**RECORDS FOR PROCESSING**
■ ■ ■ ■ ■ ■ ■

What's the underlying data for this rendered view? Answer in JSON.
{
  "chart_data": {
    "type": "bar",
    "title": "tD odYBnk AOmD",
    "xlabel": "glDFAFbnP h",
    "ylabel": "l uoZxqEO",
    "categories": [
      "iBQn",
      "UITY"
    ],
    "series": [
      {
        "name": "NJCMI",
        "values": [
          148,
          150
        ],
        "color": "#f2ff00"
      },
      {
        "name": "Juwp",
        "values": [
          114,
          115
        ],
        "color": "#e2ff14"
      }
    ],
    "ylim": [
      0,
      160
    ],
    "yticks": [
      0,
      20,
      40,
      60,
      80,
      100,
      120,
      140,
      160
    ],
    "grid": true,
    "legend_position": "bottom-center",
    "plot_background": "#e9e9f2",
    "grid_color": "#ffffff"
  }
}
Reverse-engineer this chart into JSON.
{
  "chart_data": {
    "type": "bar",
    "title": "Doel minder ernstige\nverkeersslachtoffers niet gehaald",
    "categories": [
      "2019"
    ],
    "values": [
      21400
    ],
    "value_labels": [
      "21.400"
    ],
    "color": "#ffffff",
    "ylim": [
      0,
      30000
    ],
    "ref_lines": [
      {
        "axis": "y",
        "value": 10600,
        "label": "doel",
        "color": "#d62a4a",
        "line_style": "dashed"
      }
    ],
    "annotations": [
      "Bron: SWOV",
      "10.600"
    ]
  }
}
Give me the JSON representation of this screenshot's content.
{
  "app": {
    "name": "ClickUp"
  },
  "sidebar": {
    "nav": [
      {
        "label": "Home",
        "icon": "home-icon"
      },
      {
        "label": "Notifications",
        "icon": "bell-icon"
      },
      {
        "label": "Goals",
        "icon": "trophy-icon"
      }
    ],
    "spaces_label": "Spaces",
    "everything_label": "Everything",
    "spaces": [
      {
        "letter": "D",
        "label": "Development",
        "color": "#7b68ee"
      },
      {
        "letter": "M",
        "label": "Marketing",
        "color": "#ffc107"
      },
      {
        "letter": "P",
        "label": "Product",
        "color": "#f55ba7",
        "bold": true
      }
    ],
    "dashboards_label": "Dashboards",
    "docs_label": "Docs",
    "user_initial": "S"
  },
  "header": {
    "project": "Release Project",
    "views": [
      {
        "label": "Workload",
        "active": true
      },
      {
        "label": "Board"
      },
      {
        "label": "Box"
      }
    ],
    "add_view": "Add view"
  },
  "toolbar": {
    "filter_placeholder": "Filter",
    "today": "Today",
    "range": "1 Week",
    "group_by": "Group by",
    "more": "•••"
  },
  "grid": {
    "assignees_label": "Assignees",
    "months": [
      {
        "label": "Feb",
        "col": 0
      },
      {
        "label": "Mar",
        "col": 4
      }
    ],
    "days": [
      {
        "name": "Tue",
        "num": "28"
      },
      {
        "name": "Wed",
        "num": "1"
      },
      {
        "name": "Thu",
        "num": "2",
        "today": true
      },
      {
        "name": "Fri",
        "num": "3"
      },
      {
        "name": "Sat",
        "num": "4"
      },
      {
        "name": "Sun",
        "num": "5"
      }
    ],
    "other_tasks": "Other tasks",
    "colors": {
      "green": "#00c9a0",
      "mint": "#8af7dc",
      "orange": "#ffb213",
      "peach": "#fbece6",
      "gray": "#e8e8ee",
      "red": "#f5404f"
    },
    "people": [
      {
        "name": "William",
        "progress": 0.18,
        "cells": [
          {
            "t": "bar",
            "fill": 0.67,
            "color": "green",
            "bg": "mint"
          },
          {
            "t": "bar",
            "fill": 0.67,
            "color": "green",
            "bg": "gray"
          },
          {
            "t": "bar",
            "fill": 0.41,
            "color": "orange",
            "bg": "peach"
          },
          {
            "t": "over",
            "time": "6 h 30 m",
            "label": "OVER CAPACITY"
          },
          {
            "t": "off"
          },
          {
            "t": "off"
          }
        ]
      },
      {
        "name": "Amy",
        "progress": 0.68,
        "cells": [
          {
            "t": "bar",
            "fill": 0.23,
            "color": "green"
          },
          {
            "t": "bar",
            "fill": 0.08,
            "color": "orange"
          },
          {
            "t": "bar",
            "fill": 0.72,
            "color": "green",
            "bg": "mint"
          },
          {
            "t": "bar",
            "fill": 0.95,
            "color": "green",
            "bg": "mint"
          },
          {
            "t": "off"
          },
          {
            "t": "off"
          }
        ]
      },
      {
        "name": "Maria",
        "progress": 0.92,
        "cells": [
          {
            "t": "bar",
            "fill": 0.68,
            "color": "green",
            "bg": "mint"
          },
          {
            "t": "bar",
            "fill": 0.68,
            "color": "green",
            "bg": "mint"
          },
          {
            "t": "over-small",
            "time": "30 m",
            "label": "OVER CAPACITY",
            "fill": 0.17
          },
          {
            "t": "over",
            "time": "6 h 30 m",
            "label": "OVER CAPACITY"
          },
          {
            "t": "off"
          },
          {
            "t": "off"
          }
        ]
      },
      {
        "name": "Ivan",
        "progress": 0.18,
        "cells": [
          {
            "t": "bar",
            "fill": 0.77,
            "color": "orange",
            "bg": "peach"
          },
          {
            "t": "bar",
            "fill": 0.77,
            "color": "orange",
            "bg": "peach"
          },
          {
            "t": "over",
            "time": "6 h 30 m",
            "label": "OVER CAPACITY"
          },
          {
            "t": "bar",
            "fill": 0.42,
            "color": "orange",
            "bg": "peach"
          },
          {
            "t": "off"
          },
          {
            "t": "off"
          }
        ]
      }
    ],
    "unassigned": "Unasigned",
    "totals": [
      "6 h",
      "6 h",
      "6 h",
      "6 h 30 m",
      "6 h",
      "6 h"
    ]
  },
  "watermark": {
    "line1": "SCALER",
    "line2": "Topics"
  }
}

■ ■ ■ ■ ■ ■ ■

All of the data needs to be reproduced exactly, with no line missing.

What's the underlying data for this rendered view? Answer in JSON.
{
  "chart_data": {
    "type": "bar",
    "title": "tD odYBnk AOmD",
    "xlabel": "glDFAFbnP h",
    "ylabel": "l uoZxqEO",
    "categories": [
      "iBQn",
      "UITY"
    ],
    "series": [
      {
        "name": "NJCMI",
        "values": [
          148,
          150
        ],
        "color": "#f2ff00"
      },
      {
        "name": "Juwp",
        "values": [
          114,
          115
        ],
        "color": "#e2ff14"
      }
    ],
    "ylim": [
      0,
      160
    ],
    "yticks": [
      0,
      20,
      40,
      60,
      80,
      100,
      120,
      140,
      160
    ],
    "grid": true,
    "legend_position": "bottom-center",
    "plot_background": "#e9e9f2",
    "grid_color": "#ffffff"
  }
}
Reverse-engineer this chart into JSON.
{
  "chart_data": {
    "type": "bar",
    "title": "Doel minder ernstige\nverkeersslachtoffers niet gehaald",
    "categories": [
      "2019"
    ],
    "values": [
      21400
    ],
    "value_labels": [
      "21.400"
    ],
    "color": "#ffffff",
    "ylim": [
      0,
      30000
    ],
    "ref_lines": [
      {
        "axis": "y",
        "value": 10600,
        "label": "doel",
        "color": "#d62a4a",
        "line_style": "dashed"
      }
    ],
    "annotations": [
      "Bron: SWOV",
      "10.600"
    ]
  }
}
Give me the JSON representation of this screenshot's content.
{
  "app": {
    "name": "ClickUp"
  },
  "sidebar": {
    "nav": [
      {
        "label": "Home",
        "icon": "home-icon"
      },
      {
        "label": "Notifications",
        "icon": "bell-icon"
      },
      {
        "label": "Goals",
        "icon": "trophy-icon"
      }
    ],
    "spaces_label": "Spaces",
    "everything_label": "Everything",
    "spaces": [
      {
        "letter": "D",
        "label": "Development",
        "color": "#7b68ee"
      },
      {
        "letter": "M",
        "label": "Marketing",
        "color": "#ffc107"
      },
      {
        "letter": "P",
        "label": "Product",
        "color": "#f55ba7",
        "bold": true
      }
    ],
    "dashboards_label": "Dashboards",
    "docs_label": "Docs",
    "user_initial": "S"
  },
  "header": {
    "project": "Release Project",
    "views": [
      {
        "label": "Workload",
        "active": true
      },
      {
        "label": "Board"
      },
      {
        "label": "Box"
      }
    ],
    "add_view": "Add view"
  },
  "toolbar": {
    "filter_placeholder": "Filter",
    "today": "Today",
    "range": "1 Week",
    "group_by": "Group by",
    "more": "•••"
  },
  "grid": {
    "assignees_label": "Assignees",
    "months": [
      {
        "label": "Feb",
        "col": 0
      },
      {
        "label": "Mar",
        "col": 4
      }
    ],
    "days": [
      {
        "name": "Tue",
        "num": "28"
      },
      {
        "name": "Wed",
        "num": "1"
      },
      {
        "name": "Thu",
        "num": "2",
        "today": true
      },
      {
        "name": "Fri",
        "num": "3"
      },
      {
        "name": "Sat",
        "num": "4"
      },
      {
        "name": "Sun",
        "num": "5"
      }
    ],
    "other_tasks": "Other tasks",
    "colors": {
      "green": "#00c9a0",
      "mint": "#8af7dc",
      "orange": "#ffb213",
      "peach": "#fbece6",
      "gray": "#e8e8ee",
      "red": "#f5404f"
    },
    "people": [
      {
        "name": "William",
        "progress": 0.18,
        "cells": [
          {
            "t": "bar",
            "fill": 0.67,
            "color": "green",
            "bg": "mint"
          },
          {
            "t": "bar",
            "fill": 0.67,
            "color": "green",
            "bg": "gray"
          },
          {
            "t": "bar",
            "fill": 0.41,
            "color": "orange",
            "bg": "peach"
          },
          {
            "t": "over",
            "time": "6 h 30 m",
            "label": "OVER CAPACITY"
          },
          {
            "t": "off"
          },
          {
            "t": "off"
          }
        ]
      },
      {
        "name": "Amy",
        "progress": 0.68,
        "cells": [
          {
            "t": "bar",
            "fill": 0.23,
            "color": "green"
          },
          {
            "t": "bar",
            "fill": 0.08,
            "color": "orange"
          },
          {
            "t": "bar",
            "fill": 0.72,
            "color": "green",
            "bg": "mint"
          },
          {
            "t": "bar",
            "fill": 0.95,
            "color": "green",
            "bg": "mint"
          },
          {
            "t": "off"
          },
          {
            "t": "off"
          }
        ]
      },
      {
        "name": "Maria",
        "progress": 0.92,
        "cells": [
          {
            "t": "bar",
            "fill": 0.68,
            "color": "green",
            "bg": "mint"
          },
          {
            "t": "bar",
            "fill": 0.68,
            "color": "green",
            "bg": "mint"
          },
          {
            "t": "over-small",
            "time": "30 m",
            "label": "OVER CAPACITY",
            "fill": 0.17
          },
          {
            "t": "over",
            "time": "6 h 30 m",
            "label": "OVER CAPACITY"
          },
          {
            "t": "off"
          },
          {
            "t": "off"
          }
        ]
      },
      {
        "name": "Ivan",
        "progress": 0.18,
        "cells": [
          {
            "t": "bar",
            "fill": 0.77,
            "color": "orange",
            "bg": "peach"
          },
          {
            "t": "bar",
            "fill": 0.77,
            "color": "orange",
            "bg": "peach"
          },
          {
            "t": "over",
            "time": "6 h 30 m",
            "label": "OVER CAPACITY"
          },
          {
            "t": "bar",
            "fill": 0.42,
            "color": "orange",
            "bg": "peach"
          },
          {
            "t": "off"
          },
          {
            "t": "off"
          }
        ]
      }
    ],
    "unassigned": "Unasigned",
    "totals": [
      "6 h",
      "6 h",
      "6 h",
      "6 h 30 m",
      "6 h",
      "6 h"
    ]
  },
  "watermark": {
    "line1": "SCALER",
    "line2": "Topics"
  }
}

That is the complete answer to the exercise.